▸ Problem details:
Transcribe the records that follow in their entirety, omitting any pictures.
* Start *
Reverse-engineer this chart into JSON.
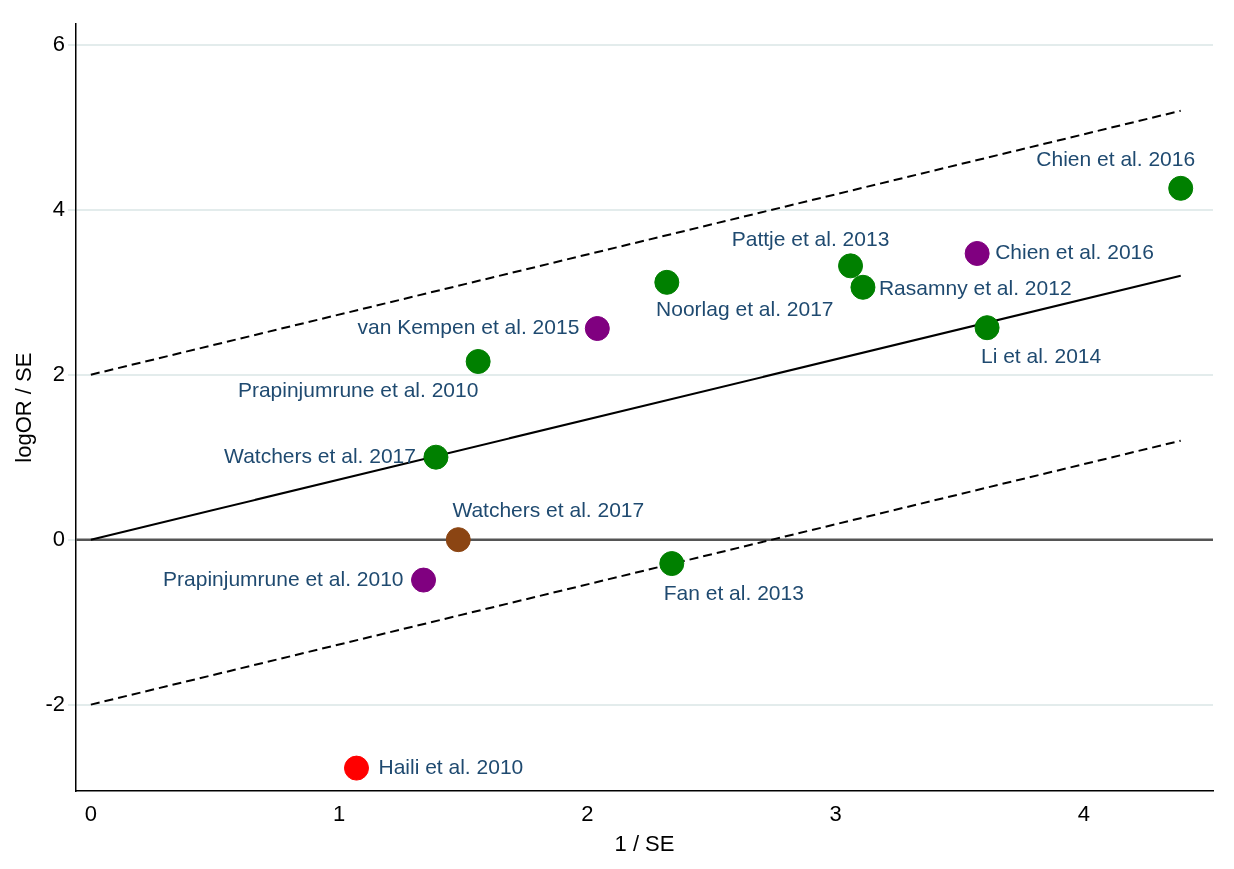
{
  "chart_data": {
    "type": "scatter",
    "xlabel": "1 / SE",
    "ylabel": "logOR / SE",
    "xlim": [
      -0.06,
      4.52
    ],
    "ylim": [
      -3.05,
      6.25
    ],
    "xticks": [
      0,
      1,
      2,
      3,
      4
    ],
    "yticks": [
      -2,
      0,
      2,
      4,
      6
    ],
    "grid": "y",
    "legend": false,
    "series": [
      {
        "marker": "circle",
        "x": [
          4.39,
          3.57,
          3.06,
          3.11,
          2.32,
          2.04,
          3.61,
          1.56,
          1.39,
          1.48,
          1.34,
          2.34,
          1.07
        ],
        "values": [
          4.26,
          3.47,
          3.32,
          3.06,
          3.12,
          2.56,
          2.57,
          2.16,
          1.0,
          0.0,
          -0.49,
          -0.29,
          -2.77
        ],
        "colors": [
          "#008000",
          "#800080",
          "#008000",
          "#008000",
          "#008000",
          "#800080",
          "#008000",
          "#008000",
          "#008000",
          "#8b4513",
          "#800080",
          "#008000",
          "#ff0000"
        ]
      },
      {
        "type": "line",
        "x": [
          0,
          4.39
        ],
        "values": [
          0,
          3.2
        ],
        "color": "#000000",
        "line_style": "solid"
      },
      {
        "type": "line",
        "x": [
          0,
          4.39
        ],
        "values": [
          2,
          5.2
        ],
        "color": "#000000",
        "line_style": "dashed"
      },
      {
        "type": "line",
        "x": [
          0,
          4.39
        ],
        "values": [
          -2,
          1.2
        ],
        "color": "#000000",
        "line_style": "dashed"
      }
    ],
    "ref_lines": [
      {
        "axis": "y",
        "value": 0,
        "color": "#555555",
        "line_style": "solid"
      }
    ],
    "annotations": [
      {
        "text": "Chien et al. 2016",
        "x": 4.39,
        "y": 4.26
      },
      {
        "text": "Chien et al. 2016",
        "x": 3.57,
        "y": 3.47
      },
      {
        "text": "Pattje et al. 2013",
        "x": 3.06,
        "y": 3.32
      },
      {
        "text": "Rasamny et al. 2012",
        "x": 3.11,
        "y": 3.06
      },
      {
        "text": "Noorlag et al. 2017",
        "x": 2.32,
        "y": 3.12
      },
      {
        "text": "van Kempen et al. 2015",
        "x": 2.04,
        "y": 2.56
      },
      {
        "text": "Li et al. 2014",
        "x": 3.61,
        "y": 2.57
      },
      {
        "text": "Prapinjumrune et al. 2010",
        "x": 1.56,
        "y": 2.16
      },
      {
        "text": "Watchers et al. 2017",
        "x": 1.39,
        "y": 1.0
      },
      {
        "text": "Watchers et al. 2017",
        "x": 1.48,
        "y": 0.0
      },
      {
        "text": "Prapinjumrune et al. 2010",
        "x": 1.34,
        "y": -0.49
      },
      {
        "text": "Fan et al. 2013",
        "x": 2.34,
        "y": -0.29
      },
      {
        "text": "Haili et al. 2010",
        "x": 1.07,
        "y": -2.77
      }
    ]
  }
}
* End *
▸ Answer to this problem:
Reverse-engineer this chart into JSON.
{
  "chart_data": {
    "type": "scatter",
    "xlabel": "1 / SE",
    "ylabel": "logOR / SE",
    "xlim": [
      -0.06,
      4.52
    ],
    "ylim": [
      -3.05,
      6.25
    ],
    "xticks": [
      0,
      1,
      2,
      3,
      4
    ],
    "yticks": [
      -2,
      0,
      2,
      4,
      6
    ],
    "grid": "y",
    "legend": false,
    "series": [
      {
        "marker": "circle",
        "x": [
          4.39,
          3.57,
          3.06,
          3.11,
          2.32,
          2.04,
          3.61,
          1.56,
          1.39,
          1.48,
          1.34,
          2.34,
          1.07
        ],
        "values": [
          4.26,
          3.47,
          3.32,
          3.06,
          3.12,
          2.56,
          2.57,
          2.16,
          1.0,
          0.0,
          -0.49,
          -0.29,
          -2.77
        ],
        "colors": [
          "#008000",
          "#800080",
          "#008000",
          "#008000",
          "#008000",
          "#800080",
          "#008000",
          "#008000",
          "#008000",
          "#8b4513",
          "#800080",
          "#008000",
          "#ff0000"
        ]
      },
      {
        "type": "line",
        "x": [
          0,
          4.39
        ],
        "values": [
          0,
          3.2
        ],
        "color": "#000000",
        "line_style": "solid"
      },
      {
        "type": "line",
        "x": [
          0,
          4.39
        ],
        "values": [
          2,
          5.2
        ],
        "color": "#000000",
        "line_style": "dashed"
      },
      {
        "type": "line",
        "x": [
          0,
          4.39
        ],
        "values": [
          -2,
          1.2
        ],
        "color": "#000000",
        "line_style": "dashed"
      }
    ],
    "ref_lines": [
      {
        "axis": "y",
        "value": 0,
        "color": "#555555",
        "line_style": "solid"
      }
    ],
    "annotations": [
      {
        "text": "Chien et al. 2016",
        "x": 4.39,
        "y": 4.26
      },
      {
        "text": "Chien et al. 2016",
        "x": 3.57,
        "y": 3.47
      },
      {
        "text": "Pattje et al. 2013",
        "x": 3.06,
        "y": 3.32
      },
      {
        "text": "Rasamny et al. 2012",
        "x": 3.11,
        "y": 3.06
      },
      {
        "text": "Noorlag et al. 2017",
        "x": 2.32,
        "y": 3.12
      },
      {
        "text": "van Kempen et al. 2015",
        "x": 2.04,
        "y": 2.56
      },
      {
        "text": "Li et al. 2014",
        "x": 3.61,
        "y": 2.57
      },
      {
        "text": "Prapinjumrune et al. 2010",
        "x": 1.56,
        "y": 2.16
      },
      {
        "text": "Watchers et al. 2017",
        "x": 1.39,
        "y": 1.0
      },
      {
        "text": "Watchers et al. 2017",
        "x": 1.48,
        "y": 0.0
      },
      {
        "text": "Prapinjumrune et al. 2010",
        "x": 1.34,
        "y": -0.49
      },
      {
        "text": "Fan et al. 2013",
        "x": 2.34,
        "y": -0.29
      },
      {
        "text": "Haili et al. 2010",
        "x": 1.07,
        "y": -2.77
      }
    ]
  }
}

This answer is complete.